#### Work required:
Your task is to return the line containing "Transcribe this image's" plus every line after it, exactly and with nothing added.

[Collected data entries]
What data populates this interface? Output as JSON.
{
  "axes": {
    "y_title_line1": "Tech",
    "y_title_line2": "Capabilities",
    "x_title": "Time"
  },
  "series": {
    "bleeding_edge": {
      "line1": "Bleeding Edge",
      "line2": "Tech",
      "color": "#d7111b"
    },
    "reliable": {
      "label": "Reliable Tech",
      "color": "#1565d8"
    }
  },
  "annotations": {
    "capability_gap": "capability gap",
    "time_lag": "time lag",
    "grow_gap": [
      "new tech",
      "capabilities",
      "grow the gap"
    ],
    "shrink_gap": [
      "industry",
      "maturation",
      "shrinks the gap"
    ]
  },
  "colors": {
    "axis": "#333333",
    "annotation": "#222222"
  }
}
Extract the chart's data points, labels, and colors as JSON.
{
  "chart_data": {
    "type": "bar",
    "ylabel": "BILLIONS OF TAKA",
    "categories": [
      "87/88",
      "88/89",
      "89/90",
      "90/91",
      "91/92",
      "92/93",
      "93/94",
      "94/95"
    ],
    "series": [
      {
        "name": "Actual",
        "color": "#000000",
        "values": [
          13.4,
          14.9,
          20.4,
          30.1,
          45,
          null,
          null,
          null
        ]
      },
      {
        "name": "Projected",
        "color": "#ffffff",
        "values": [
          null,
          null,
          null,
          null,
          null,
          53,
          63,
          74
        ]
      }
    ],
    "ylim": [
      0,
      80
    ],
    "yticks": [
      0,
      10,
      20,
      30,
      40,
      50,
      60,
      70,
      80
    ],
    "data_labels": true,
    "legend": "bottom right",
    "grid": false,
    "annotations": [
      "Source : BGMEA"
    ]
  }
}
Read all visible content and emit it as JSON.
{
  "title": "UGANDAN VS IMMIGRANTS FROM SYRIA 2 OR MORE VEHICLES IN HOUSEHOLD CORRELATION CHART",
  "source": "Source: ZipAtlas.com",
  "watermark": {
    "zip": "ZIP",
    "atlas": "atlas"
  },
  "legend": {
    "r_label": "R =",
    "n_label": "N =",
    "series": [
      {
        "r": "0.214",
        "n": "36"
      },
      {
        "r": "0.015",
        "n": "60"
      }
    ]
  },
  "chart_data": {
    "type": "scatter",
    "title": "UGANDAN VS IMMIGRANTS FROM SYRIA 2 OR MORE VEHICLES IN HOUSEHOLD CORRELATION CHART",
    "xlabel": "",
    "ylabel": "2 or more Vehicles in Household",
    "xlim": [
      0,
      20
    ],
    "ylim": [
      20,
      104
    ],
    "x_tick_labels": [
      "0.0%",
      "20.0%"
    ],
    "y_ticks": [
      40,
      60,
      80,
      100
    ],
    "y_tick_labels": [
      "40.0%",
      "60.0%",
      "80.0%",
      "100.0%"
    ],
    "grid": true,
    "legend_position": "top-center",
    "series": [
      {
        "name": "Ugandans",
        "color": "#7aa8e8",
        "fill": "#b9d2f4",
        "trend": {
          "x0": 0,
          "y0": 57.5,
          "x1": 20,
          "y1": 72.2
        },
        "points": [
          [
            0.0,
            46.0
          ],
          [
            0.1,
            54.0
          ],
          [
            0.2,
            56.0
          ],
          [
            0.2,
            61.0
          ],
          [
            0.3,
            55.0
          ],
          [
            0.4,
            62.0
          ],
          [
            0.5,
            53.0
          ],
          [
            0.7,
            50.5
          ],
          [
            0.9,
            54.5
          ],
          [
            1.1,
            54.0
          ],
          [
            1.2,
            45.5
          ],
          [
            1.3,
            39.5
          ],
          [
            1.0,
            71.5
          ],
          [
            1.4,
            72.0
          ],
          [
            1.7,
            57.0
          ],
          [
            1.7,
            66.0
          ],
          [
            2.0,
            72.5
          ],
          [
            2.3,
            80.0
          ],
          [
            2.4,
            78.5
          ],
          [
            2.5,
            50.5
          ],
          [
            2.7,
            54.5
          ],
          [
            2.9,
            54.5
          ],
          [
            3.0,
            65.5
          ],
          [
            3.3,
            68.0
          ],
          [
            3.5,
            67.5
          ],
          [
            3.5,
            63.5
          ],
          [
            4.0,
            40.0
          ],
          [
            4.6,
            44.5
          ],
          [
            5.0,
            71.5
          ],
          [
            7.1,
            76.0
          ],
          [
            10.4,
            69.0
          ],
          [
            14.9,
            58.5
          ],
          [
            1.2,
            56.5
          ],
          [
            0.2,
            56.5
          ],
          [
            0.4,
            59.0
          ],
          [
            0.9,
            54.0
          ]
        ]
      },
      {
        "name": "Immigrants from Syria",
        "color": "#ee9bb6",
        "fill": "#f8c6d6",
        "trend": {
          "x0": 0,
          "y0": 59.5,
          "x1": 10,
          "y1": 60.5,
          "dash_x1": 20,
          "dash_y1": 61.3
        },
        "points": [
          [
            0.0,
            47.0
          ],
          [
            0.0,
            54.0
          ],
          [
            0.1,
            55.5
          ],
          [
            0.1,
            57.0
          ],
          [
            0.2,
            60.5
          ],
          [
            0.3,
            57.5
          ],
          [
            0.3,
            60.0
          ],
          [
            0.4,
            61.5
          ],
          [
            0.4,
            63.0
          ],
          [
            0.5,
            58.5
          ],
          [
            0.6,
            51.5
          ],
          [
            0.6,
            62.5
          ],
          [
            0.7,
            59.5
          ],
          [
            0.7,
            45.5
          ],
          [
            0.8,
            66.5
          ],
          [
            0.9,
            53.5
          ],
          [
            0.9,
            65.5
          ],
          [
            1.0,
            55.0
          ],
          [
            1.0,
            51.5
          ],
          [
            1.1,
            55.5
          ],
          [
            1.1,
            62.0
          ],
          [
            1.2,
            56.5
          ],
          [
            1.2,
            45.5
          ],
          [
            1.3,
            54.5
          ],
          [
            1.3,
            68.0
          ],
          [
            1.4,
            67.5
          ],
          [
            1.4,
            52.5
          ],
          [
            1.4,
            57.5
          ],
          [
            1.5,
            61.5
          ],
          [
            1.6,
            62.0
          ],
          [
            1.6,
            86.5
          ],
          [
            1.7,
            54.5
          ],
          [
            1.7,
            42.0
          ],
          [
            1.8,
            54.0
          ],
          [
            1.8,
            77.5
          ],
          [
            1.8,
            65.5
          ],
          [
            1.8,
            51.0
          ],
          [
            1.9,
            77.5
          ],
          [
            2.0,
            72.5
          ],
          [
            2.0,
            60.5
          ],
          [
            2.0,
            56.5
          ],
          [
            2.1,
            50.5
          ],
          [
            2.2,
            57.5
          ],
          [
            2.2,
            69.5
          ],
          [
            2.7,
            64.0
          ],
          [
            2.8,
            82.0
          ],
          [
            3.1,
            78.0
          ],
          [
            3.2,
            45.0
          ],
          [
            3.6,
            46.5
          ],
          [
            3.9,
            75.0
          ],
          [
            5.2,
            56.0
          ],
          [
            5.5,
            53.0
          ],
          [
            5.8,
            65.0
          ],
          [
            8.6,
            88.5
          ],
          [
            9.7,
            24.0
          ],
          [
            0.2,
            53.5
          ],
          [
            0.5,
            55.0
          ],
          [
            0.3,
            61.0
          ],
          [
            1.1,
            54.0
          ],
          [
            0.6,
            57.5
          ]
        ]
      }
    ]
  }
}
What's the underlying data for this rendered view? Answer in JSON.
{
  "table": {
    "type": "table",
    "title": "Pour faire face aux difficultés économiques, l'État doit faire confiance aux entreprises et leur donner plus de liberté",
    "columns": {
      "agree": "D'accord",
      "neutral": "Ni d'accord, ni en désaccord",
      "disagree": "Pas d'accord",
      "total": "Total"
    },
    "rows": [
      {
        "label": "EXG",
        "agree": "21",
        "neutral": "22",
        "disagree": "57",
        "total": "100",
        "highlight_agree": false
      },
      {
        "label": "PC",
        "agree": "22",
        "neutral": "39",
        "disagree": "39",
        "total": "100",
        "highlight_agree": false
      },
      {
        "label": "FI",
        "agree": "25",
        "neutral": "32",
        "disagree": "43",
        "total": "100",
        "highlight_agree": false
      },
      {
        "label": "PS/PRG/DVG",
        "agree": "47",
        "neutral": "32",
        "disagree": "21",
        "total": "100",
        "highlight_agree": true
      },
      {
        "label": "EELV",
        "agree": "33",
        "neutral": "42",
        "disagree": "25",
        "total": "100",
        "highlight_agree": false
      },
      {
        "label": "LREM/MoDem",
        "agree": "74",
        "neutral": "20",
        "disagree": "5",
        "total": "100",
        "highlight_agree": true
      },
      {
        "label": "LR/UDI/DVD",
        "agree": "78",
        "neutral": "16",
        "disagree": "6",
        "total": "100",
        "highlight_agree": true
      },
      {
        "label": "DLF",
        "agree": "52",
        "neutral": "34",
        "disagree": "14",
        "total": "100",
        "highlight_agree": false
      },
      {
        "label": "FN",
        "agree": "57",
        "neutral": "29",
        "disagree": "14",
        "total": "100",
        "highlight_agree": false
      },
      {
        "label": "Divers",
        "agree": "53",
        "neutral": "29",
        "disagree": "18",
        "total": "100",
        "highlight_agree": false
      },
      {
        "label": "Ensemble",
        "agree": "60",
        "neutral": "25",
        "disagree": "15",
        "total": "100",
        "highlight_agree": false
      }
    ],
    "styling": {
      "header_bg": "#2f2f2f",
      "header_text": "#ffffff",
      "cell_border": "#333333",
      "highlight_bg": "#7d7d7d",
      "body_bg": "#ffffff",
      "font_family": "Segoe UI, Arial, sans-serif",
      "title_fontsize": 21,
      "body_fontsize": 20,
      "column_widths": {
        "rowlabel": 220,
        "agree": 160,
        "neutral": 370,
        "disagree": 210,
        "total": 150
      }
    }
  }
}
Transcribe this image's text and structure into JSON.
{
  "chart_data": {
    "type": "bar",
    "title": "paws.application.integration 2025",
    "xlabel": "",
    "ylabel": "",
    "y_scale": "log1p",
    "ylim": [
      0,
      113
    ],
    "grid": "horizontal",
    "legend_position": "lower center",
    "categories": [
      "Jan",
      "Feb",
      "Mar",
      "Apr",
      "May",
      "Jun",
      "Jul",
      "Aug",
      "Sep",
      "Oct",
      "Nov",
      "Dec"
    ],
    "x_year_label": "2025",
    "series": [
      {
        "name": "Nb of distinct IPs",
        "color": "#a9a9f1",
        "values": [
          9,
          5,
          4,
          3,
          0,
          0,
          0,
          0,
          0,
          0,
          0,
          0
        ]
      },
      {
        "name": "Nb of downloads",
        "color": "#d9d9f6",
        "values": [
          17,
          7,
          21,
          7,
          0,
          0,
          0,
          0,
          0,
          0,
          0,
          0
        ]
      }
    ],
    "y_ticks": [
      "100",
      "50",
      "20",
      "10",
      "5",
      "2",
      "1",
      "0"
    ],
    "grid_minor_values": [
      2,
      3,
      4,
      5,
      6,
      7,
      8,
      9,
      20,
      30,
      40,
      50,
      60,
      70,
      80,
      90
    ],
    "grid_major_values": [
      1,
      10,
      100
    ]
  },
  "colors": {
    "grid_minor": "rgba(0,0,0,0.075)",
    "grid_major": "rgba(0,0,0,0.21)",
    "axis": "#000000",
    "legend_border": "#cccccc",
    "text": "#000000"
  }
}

#### Response to the task:
Transcribe this image's text and structure into JSON.
{
  "chart_data": {
    "type": "bar",
    "title": "paws.application.integration 2025",
    "xlabel": "",
    "ylabel": "",
    "y_scale": "log1p",
    "ylim": [
      0,
      113
    ],
    "grid": "horizontal",
    "legend_position": "lower center",
    "categories": [
      "Jan",
      "Feb",
      "Mar",
      "Apr",
      "May",
      "Jun",
      "Jul",
      "Aug",
      "Sep",
      "Oct",
      "Nov",
      "Dec"
    ],
    "x_year_label": "2025",
    "series": [
      {
        "name": "Nb of distinct IPs",
        "color": "#a9a9f1",
        "values": [
          9,
          5,
          4,
          3,
          0,
          0,
          0,
          0,
          0,
          0,
          0,
          0
        ]
      },
      {
        "name": "Nb of downloads",
        "color": "#d9d9f6",
        "values": [
          17,
          7,
          21,
          7,
          0,
          0,
          0,
          0,
          0,
          0,
          0,
          0
        ]
      }
    ],
    "y_ticks": [
      "100",
      "50",
      "20",
      "10",
      "5",
      "2",
      "1",
      "0"
    ],
    "grid_minor_values": [
      2,
      3,
      4,
      5,
      6,
      7,
      8,
      9,
      20,
      30,
      40,
      50,
      60,
      70,
      80,
      90
    ],
    "grid_major_values": [
      1,
      10,
      100
    ]
  },
  "colors": {
    "grid_minor": "rgba(0,0,0,0.075)",
    "grid_major": "rgba(0,0,0,0.21)",
    "axis": "#000000",
    "legend_border": "#cccccc",
    "text": "#000000"
  }
}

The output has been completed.